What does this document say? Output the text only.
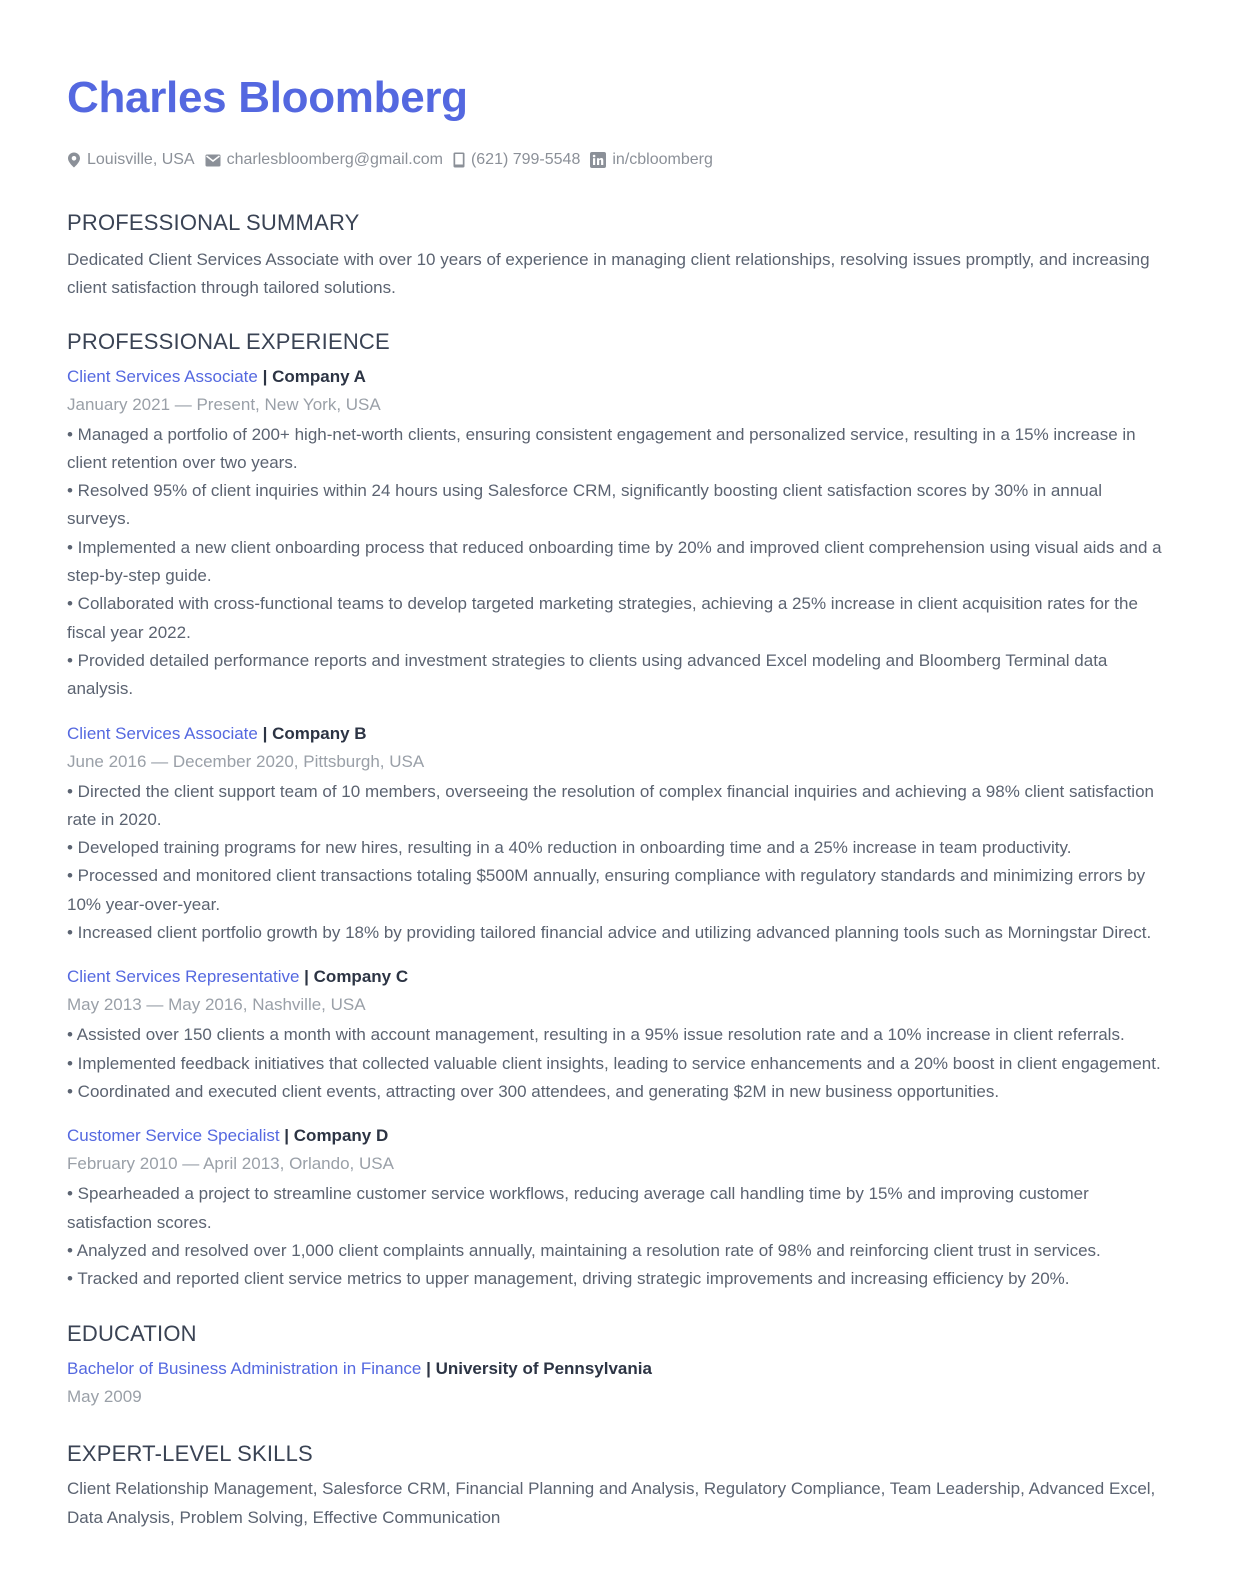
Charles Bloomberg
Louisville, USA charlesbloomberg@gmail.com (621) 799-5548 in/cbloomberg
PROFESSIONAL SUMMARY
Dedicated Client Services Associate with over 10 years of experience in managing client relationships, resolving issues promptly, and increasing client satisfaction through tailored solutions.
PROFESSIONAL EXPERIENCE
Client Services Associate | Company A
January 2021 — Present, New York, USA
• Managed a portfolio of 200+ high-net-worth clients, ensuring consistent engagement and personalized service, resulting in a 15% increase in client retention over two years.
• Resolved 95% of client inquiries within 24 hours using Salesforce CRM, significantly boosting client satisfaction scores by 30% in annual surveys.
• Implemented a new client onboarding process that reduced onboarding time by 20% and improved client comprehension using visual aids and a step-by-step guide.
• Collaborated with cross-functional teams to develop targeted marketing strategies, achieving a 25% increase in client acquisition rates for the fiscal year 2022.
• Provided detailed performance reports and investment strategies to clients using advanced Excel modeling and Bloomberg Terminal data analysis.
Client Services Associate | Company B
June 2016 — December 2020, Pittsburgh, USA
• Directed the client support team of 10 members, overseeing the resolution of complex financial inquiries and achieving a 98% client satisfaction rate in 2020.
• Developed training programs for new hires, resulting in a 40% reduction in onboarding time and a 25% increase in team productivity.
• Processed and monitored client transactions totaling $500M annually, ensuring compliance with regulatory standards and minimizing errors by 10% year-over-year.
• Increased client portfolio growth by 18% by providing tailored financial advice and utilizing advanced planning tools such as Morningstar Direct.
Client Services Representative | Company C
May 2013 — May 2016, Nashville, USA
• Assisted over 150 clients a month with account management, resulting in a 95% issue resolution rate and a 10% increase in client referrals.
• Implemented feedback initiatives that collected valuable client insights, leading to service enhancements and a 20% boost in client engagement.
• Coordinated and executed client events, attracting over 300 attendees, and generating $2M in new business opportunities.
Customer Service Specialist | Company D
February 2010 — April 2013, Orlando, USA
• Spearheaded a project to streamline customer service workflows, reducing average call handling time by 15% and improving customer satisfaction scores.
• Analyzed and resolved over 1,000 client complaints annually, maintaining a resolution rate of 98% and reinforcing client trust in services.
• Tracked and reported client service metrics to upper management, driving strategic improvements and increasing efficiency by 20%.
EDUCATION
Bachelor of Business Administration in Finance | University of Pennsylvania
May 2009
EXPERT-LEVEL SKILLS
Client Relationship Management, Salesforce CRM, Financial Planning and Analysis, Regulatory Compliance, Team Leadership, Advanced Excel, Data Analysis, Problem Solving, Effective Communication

---

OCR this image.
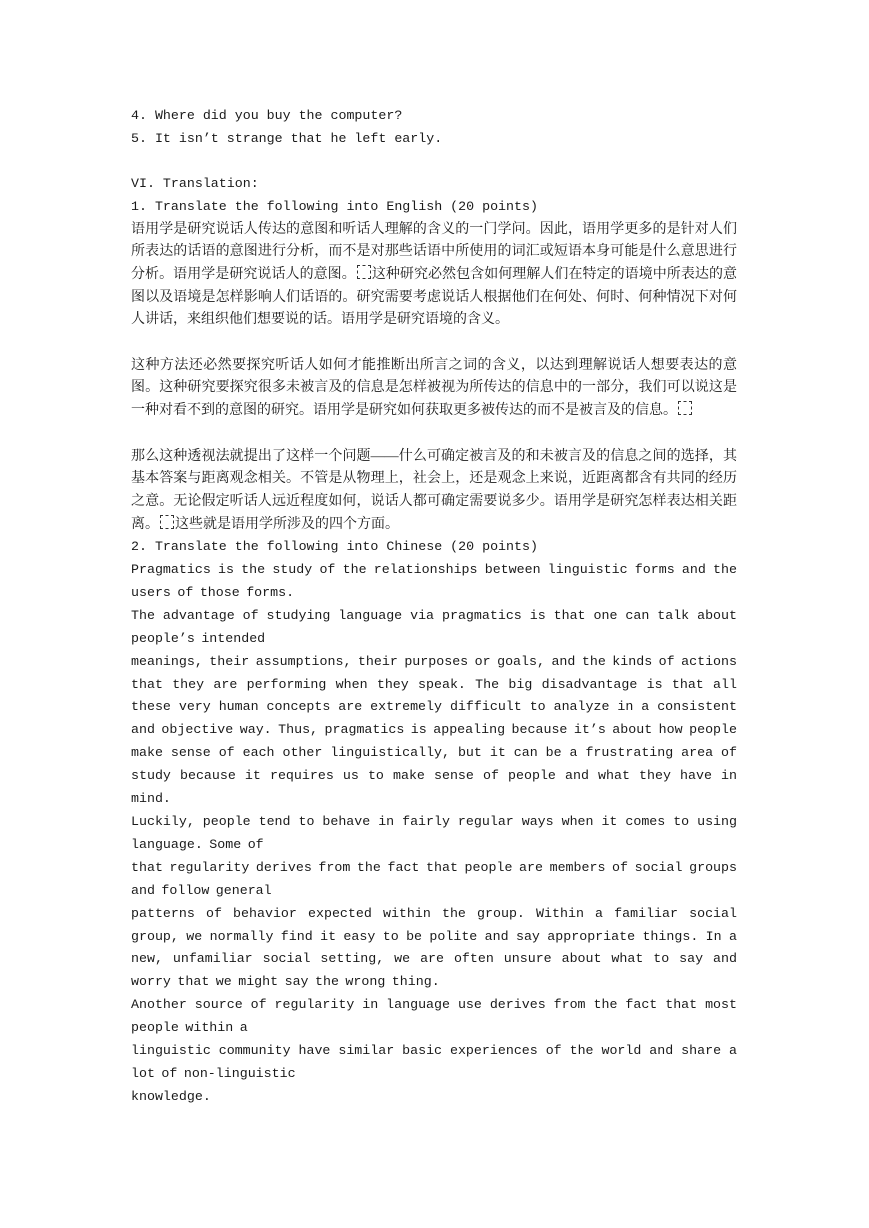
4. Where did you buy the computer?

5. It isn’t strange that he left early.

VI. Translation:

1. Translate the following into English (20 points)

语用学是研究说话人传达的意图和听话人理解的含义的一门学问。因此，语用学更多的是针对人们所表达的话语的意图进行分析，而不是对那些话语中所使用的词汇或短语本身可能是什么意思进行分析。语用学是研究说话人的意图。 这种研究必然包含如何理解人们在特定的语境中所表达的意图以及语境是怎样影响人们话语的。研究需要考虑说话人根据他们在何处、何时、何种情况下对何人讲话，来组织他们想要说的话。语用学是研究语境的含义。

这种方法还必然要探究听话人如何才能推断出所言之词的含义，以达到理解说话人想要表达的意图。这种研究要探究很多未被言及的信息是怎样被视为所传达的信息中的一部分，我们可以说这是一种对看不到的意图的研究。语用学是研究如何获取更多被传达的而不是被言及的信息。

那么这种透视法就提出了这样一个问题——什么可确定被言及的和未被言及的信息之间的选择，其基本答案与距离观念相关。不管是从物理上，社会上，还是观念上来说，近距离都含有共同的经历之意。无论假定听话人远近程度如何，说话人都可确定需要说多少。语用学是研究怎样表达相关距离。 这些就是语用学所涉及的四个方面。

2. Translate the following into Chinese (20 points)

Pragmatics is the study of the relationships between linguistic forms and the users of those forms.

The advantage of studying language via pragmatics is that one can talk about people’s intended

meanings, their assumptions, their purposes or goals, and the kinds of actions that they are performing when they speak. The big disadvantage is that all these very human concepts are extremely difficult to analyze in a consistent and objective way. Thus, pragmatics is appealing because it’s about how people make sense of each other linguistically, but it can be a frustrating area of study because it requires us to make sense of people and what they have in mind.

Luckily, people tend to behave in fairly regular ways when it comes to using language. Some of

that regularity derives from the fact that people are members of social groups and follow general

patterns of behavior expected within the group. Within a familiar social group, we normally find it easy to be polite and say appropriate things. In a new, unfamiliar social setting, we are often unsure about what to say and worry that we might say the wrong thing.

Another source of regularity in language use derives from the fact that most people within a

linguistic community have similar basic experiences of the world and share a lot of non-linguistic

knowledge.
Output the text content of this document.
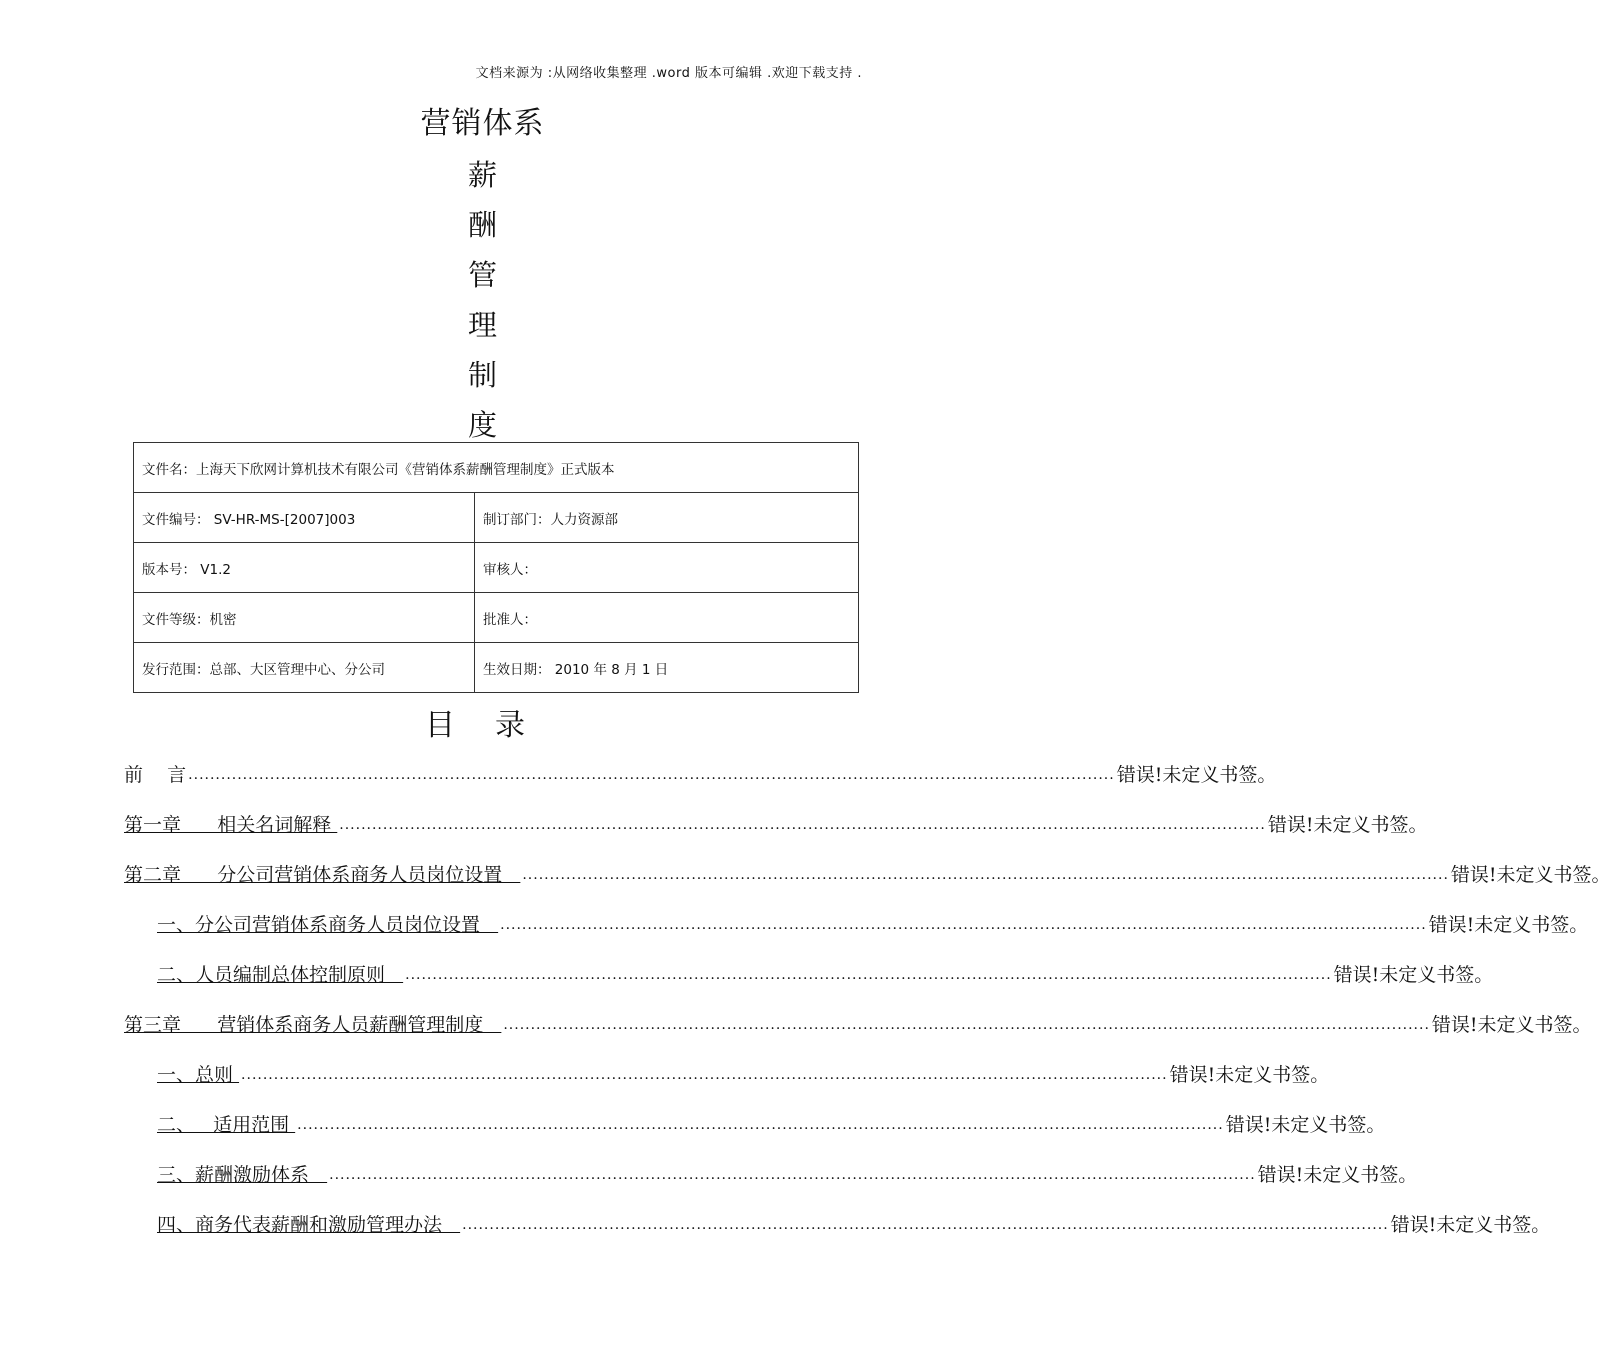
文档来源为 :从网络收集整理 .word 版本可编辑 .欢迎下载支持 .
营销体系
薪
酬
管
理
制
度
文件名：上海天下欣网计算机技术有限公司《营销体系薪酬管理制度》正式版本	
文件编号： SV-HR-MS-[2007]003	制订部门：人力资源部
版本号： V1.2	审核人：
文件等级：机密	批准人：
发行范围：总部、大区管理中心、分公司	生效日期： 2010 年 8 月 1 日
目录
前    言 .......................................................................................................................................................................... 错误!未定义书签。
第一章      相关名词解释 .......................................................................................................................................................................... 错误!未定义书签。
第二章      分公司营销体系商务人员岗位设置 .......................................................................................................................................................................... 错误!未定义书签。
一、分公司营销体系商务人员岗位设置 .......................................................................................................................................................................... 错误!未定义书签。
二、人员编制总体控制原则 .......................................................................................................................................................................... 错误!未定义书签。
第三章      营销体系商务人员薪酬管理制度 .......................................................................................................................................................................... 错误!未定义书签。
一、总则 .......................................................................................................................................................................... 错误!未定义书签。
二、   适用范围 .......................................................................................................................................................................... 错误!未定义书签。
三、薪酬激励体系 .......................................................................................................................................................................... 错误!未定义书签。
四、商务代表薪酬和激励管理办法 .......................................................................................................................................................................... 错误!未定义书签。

● **STATED TASK**
Go through the material line by line. Show each line that contains the string "PROFESSIONAL".

● **ANSWER TO THE PROBLEM**
PROFESSIONAL SUMMARY
PROFESSIONAL EXPERIENCE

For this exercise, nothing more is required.